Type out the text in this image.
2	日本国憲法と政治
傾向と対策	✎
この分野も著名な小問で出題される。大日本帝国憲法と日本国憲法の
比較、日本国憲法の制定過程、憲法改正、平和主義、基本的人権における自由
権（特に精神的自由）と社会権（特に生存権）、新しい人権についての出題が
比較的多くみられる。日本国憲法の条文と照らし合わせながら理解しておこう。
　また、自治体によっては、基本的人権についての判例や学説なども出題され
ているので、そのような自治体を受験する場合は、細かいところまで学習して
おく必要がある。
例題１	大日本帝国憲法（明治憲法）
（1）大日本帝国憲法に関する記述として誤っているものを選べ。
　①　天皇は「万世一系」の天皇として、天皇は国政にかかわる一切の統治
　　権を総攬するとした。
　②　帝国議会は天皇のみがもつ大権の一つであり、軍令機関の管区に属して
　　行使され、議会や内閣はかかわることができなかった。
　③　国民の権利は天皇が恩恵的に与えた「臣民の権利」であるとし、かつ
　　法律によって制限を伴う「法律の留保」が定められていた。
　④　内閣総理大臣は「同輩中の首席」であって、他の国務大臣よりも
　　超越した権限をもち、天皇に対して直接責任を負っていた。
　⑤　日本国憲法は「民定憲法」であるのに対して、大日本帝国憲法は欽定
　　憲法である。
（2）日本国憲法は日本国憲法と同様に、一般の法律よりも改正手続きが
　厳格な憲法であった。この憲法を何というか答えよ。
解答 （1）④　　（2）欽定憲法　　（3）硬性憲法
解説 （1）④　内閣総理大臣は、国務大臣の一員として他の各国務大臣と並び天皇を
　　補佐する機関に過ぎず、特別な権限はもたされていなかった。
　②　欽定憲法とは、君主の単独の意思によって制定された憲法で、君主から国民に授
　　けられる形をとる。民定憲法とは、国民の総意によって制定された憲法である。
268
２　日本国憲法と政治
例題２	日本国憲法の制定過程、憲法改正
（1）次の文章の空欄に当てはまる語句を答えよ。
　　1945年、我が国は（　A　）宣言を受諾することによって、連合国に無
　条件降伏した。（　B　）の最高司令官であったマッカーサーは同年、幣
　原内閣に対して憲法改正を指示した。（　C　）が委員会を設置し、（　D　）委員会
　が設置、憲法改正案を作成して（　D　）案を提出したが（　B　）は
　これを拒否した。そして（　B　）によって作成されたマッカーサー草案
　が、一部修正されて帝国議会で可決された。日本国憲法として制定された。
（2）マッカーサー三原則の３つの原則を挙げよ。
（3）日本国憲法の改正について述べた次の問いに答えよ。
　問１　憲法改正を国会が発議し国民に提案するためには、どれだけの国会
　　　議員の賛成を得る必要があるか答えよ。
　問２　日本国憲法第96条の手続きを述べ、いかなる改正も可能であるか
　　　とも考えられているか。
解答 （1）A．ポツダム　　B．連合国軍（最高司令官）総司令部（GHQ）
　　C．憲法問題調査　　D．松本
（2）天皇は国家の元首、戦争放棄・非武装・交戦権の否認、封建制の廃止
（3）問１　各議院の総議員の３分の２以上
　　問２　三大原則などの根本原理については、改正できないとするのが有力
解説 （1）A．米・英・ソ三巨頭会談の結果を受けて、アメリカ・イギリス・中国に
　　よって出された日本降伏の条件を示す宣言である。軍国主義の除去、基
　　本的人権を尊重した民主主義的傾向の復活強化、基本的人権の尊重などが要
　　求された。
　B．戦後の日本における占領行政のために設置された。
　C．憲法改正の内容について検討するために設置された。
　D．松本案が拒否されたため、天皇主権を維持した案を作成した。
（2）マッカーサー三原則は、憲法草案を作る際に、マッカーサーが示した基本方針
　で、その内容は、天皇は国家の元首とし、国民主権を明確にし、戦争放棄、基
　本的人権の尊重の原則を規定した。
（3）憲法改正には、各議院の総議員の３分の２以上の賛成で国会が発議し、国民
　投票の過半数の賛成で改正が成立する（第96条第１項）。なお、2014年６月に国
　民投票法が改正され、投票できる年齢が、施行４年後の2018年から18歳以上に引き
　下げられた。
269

= = = = =

#### [Written task]
Give an exact repetition of all the material.

#### [The reply]
Type out the text in this image.
2	日本国憲法と政治
傾向と対策	✎
この分野も著名な小問で出題される。大日本帝国憲法と日本国憲法の
比較、日本国憲法の制定過程、憲法改正、平和主義、基本的人権における自由
権（特に精神的自由）と社会権（特に生存権）、新しい人権についての出題が
比較的多くみられる。日本国憲法の条文と照らし合わせながら理解しておこう。
　また、自治体によっては、基本的人権についての判例や学説なども出題され
ているので、そのような自治体を受験する場合は、細かいところまで学習して
おく必要がある。
例題１	大日本帝国憲法（明治憲法）
（1）大日本帝国憲法に関する記述として誤っているものを選べ。
　①　天皇は「万世一系」の天皇として、天皇は国政にかかわる一切の統治
　　権を総攬するとした。
　②　帝国議会は天皇のみがもつ大権の一つであり、軍令機関の管区に属して
　　行使され、議会や内閣はかかわることができなかった。
　③　国民の権利は天皇が恩恵的に与えた「臣民の権利」であるとし、かつ
　　法律によって制限を伴う「法律の留保」が定められていた。
　④　内閣総理大臣は「同輩中の首席」であって、他の国務大臣よりも
　　超越した権限をもち、天皇に対して直接責任を負っていた。
　⑤　日本国憲法は「民定憲法」であるのに対して、大日本帝国憲法は欽定
　　憲法である。
（2）日本国憲法は日本国憲法と同様に、一般の法律よりも改正手続きが
　厳格な憲法であった。この憲法を何というか答えよ。
解答 （1）④　　（2）欽定憲法　　（3）硬性憲法
解説 （1）④　内閣総理大臣は、国務大臣の一員として他の各国務大臣と並び天皇を
　　補佐する機関に過ぎず、特別な権限はもたされていなかった。
　②　欽定憲法とは、君主の単独の意思によって制定された憲法で、君主から国民に授
　　けられる形をとる。民定憲法とは、国民の総意によって制定された憲法である。
268
２　日本国憲法と政治
例題２	日本国憲法の制定過程、憲法改正
（1）次の文章の空欄に当てはまる語句を答えよ。
　　1945年、我が国は（　A　）宣言を受諾することによって、連合国に無
　条件降伏した。（　B　）の最高司令官であったマッカーサーは同年、幣
　原内閣に対して憲法改正を指示した。（　C　）が委員会を設置し、（　D　）委員会
　が設置、憲法改正案を作成して（　D　）案を提出したが（　B　）は
　これを拒否した。そして（　B　）によって作成されたマッカーサー草案
　が、一部修正されて帝国議会で可決された。日本国憲法として制定された。
（2）マッカーサー三原則の３つの原則を挙げよ。
（3）日本国憲法の改正について述べた次の問いに答えよ。
　問１　憲法改正を国会が発議し国民に提案するためには、どれだけの国会
　　　議員の賛成を得る必要があるか答えよ。
　問２　日本国憲法第96条の手続きを述べ、いかなる改正も可能であるか
　　　とも考えられているか。
解答 （1）A．ポツダム　　B．連合国軍（最高司令官）総司令部（GHQ）
　　C．憲法問題調査　　D．松本
（2）天皇は国家の元首、戦争放棄・非武装・交戦権の否認、封建制の廃止
（3）問１　各議院の総議員の３分の２以上
　　問２　三大原則などの根本原理については、改正できないとするのが有力
解説 （1）A．米・英・ソ三巨頭会談の結果を受けて、アメリカ・イギリス・中国に
　　よって出された日本降伏の条件を示す宣言である。軍国主義の除去、基
　　本的人権を尊重した民主主義的傾向の復活強化、基本的人権の尊重などが要
　　求された。
　B．戦後の日本における占領行政のために設置された。
　C．憲法改正の内容について検討するために設置された。
　D．松本案が拒否されたため、天皇主権を維持した案を作成した。
（2）マッカーサー三原則は、憲法草案を作る際に、マッカーサーが示した基本方針
　で、その内容は、天皇は国家の元首とし、国民主権を明確にし、戦争放棄、基
　本的人権の尊重の原則を規定した。
（3）憲法改正には、各議院の総議員の３分の２以上の賛成で国会が発議し、国民
　投票の過半数の賛成で改正が成立する（第96条第１項）。なお、2014年６月に国
　民投票法が改正され、投票できる年齢が、施行４年後の2018年から18歳以上に引き
　下げられた。
269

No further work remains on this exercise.